◆ REQUIREMENTS
Set the following entries down again exactly, line by line.

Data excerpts
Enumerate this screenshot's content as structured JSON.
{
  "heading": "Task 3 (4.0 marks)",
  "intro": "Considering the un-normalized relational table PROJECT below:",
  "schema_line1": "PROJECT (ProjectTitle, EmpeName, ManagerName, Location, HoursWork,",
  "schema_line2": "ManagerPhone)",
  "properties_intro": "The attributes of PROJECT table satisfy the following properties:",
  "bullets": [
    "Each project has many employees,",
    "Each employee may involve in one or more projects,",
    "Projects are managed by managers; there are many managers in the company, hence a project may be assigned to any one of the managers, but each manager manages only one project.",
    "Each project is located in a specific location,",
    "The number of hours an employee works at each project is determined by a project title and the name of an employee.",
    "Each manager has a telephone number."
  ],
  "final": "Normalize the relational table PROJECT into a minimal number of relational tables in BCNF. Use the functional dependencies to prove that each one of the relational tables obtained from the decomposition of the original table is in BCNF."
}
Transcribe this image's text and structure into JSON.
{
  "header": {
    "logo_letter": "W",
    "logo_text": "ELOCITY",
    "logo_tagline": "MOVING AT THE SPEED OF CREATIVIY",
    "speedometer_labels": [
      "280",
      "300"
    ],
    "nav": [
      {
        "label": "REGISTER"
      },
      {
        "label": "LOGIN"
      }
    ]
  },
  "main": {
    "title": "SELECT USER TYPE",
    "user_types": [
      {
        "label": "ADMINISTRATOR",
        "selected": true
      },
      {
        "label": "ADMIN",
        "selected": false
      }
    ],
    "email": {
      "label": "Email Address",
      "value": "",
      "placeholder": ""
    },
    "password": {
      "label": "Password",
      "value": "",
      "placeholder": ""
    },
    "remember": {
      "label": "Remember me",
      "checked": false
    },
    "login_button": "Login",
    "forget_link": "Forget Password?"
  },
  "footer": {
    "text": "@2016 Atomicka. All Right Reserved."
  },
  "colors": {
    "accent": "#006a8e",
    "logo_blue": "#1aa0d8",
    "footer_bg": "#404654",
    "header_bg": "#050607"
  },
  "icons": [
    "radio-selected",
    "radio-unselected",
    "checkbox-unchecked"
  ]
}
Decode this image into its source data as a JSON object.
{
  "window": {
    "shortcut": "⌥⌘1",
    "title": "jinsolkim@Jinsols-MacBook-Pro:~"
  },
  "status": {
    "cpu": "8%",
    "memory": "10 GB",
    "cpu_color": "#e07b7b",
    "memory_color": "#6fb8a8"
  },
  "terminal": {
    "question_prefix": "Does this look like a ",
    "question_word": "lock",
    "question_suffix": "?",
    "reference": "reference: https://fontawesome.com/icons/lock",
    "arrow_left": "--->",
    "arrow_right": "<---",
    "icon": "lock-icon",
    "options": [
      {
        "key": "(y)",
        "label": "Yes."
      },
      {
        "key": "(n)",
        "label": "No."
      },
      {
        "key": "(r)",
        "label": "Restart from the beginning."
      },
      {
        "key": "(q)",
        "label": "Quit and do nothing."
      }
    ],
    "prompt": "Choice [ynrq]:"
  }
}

◆ RESULT OF THIS TASK
Enumerate this screenshot's content as structured JSON.
{
  "heading": "Task 3 (4.0 marks)",
  "intro": "Considering the un-normalized relational table PROJECT below:",
  "schema_line1": "PROJECT (ProjectTitle, EmpeName, ManagerName, Location, HoursWork,",
  "schema_line2": "ManagerPhone)",
  "properties_intro": "The attributes of PROJECT table satisfy the following properties:",
  "bullets": [
    "Each project has many employees,",
    "Each employee may involve in one or more projects,",
    "Projects are managed by managers; there are many managers in the company, hence a project may be assigned to any one of the managers, but each manager manages only one project.",
    "Each project is located in a specific location,",
    "The number of hours an employee works at each project is determined by a project title and the name of an employee.",
    "Each manager has a telephone number."
  ],
  "final": "Normalize the relational table PROJECT into a minimal number of relational tables in BCNF. Use the functional dependencies to prove that each one of the relational tables obtained from the decomposition of the original table is in BCNF."
}
Transcribe this image's text and structure into JSON.
{
  "header": {
    "logo_letter": "W",
    "logo_text": "ELOCITY",
    "logo_tagline": "MOVING AT THE SPEED OF CREATIVIY",
    "speedometer_labels": [
      "280",
      "300"
    ],
    "nav": [
      {
        "label": "REGISTER"
      },
      {
        "label": "LOGIN"
      }
    ]
  },
  "main": {
    "title": "SELECT USER TYPE",
    "user_types": [
      {
        "label": "ADMINISTRATOR",
        "selected": true
      },
      {
        "label": "ADMIN",
        "selected": false
      }
    ],
    "email": {
      "label": "Email Address",
      "value": "",
      "placeholder": ""
    },
    "password": {
      "label": "Password",
      "value": "",
      "placeholder": ""
    },
    "remember": {
      "label": "Remember me",
      "checked": false
    },
    "login_button": "Login",
    "forget_link": "Forget Password?"
  },
  "footer": {
    "text": "@2016 Atomicka. All Right Reserved."
  },
  "colors": {
    "accent": "#006a8e",
    "logo_blue": "#1aa0d8",
    "footer_bg": "#404654",
    "header_bg": "#050607"
  },
  "icons": [
    "radio-selected",
    "radio-unselected",
    "checkbox-unchecked"
  ]
}
Decode this image into its source data as a JSON object.
{
  "window": {
    "shortcut": "⌥⌘1",
    "title": "jinsolkim@Jinsols-MacBook-Pro:~"
  },
  "status": {
    "cpu": "8%",
    "memory": "10 GB",
    "cpu_color": "#e07b7b",
    "memory_color": "#6fb8a8"
  },
  "terminal": {
    "question_prefix": "Does this look like a ",
    "question_word": "lock",
    "question_suffix": "?",
    "reference": "reference: https://fontawesome.com/icons/lock",
    "arrow_left": "--->",
    "arrow_right": "<---",
    "icon": "lock-icon",
    "options": [
      {
        "key": "(y)",
        "label": "Yes."
      },
      {
        "key": "(n)",
        "label": "No."
      },
      {
        "key": "(r)",
        "label": "Restart from the beginning."
      },
      {
        "key": "(q)",
        "label": "Quit and do nothing."
      }
    ],
    "prompt": "Choice [ynrq]:"
  }
}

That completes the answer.